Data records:
[START]

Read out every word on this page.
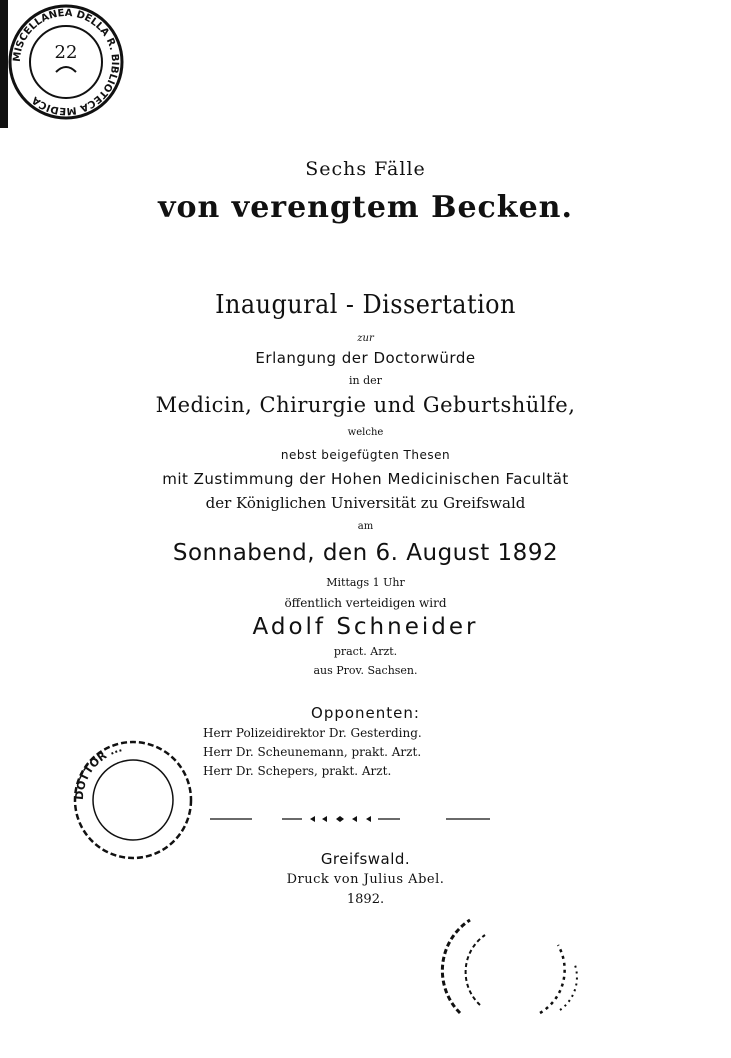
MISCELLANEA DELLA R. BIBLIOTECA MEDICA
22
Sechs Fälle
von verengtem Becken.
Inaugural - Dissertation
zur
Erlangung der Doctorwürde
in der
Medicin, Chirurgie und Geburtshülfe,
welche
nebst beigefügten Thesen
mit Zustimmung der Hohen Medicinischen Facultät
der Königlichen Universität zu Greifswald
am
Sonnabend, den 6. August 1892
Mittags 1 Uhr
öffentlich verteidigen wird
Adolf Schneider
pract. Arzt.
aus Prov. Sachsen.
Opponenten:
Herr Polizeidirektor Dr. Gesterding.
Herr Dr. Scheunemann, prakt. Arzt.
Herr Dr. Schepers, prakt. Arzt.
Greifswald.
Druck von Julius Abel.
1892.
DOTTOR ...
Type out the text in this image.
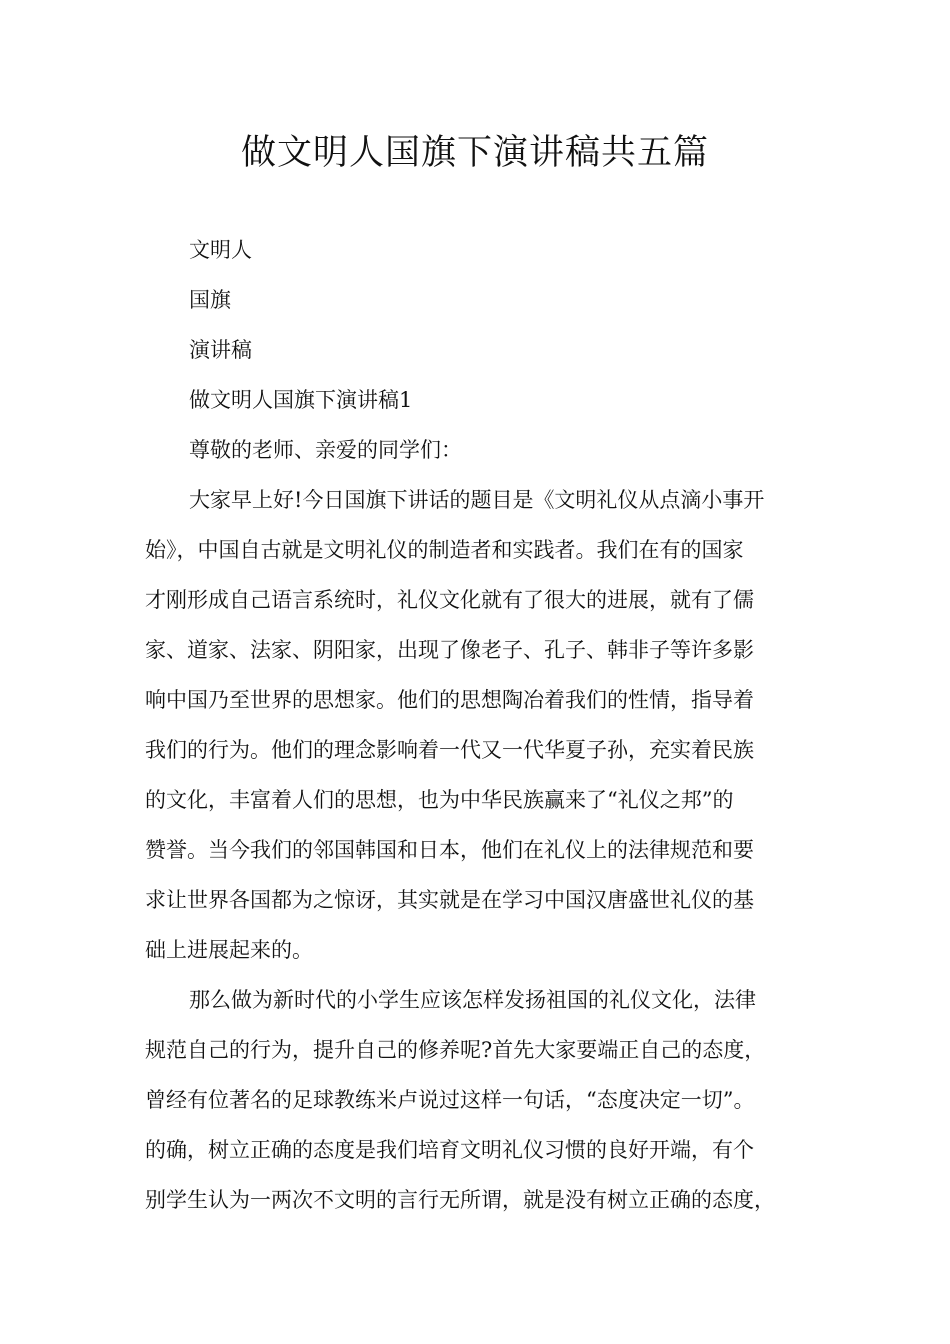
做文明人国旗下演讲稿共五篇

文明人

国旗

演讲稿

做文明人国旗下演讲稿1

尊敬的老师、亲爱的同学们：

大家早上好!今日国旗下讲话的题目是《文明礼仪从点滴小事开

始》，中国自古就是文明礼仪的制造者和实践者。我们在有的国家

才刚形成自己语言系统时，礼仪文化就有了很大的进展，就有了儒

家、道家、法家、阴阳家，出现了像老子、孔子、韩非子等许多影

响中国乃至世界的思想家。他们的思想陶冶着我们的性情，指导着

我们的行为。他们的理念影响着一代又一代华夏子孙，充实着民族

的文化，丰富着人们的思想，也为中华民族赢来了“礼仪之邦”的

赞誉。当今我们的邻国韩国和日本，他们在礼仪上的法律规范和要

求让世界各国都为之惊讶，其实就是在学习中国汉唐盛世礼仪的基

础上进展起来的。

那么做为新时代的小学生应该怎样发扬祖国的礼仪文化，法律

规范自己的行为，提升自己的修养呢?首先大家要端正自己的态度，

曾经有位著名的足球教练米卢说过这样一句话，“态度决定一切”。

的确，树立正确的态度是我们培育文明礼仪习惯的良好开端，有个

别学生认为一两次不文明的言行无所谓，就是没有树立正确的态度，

[END]

## WRITTEN EXERCISE
All of the data above should be quoted exactly, except for the pictures.

## FULL SOLUTION
Read out every word on this page.
MISCELLANEA DELLA R. BIBLIOTECA MEDICA
22
Sechs Fälle
von verengtem Becken.
Inaugural - Dissertation
zur
Erlangung der Doctorwürde
in der
Medicin, Chirurgie und Geburtshülfe,
welche
nebst beigefügten Thesen
mit Zustimmung der Hohen Medicinischen Facultät
der Königlichen Universität zu Greifswald
am
Sonnabend, den 6. August 1892
Mittags 1 Uhr
öffentlich verteidigen wird
Adolf Schneider
pract. Arzt.
aus Prov. Sachsen.
Opponenten:
Herr Polizeidirektor Dr. Gesterding.
Herr Dr. Scheunemann, prakt. Arzt.
Herr Dr. Schepers, prakt. Arzt.
Greifswald.
Druck von Julius Abel.
1892.
DOTTOR ...
Type out the text in this image.
做文明人国旗下演讲稿共五篇

文明人

国旗

演讲稿

做文明人国旗下演讲稿1

尊敬的老师、亲爱的同学们：

大家早上好!今日国旗下讲话的题目是《文明礼仪从点滴小事开

始》，中国自古就是文明礼仪的制造者和实践者。我们在有的国家

才刚形成自己语言系统时，礼仪文化就有了很大的进展，就有了儒

家、道家、法家、阴阳家，出现了像老子、孔子、韩非子等许多影

响中国乃至世界的思想家。他们的思想陶冶着我们的性情，指导着

我们的行为。他们的理念影响着一代又一代华夏子孙，充实着民族

的文化，丰富着人们的思想，也为中华民族赢来了“礼仪之邦”的

赞誉。当今我们的邻国韩国和日本，他们在礼仪上的法律规范和要

求让世界各国都为之惊讶，其实就是在学习中国汉唐盛世礼仪的基

础上进展起来的。

那么做为新时代的小学生应该怎样发扬祖国的礼仪文化，法律

规范自己的行为，提升自己的修养呢?首先大家要端正自己的态度，

曾经有位著名的足球教练米卢说过这样一句话，“态度决定一切”。

的确，树立正确的态度是我们培育文明礼仪习惯的良好开端，有个

别学生认为一两次不文明的言行无所谓，就是没有树立正确的态度，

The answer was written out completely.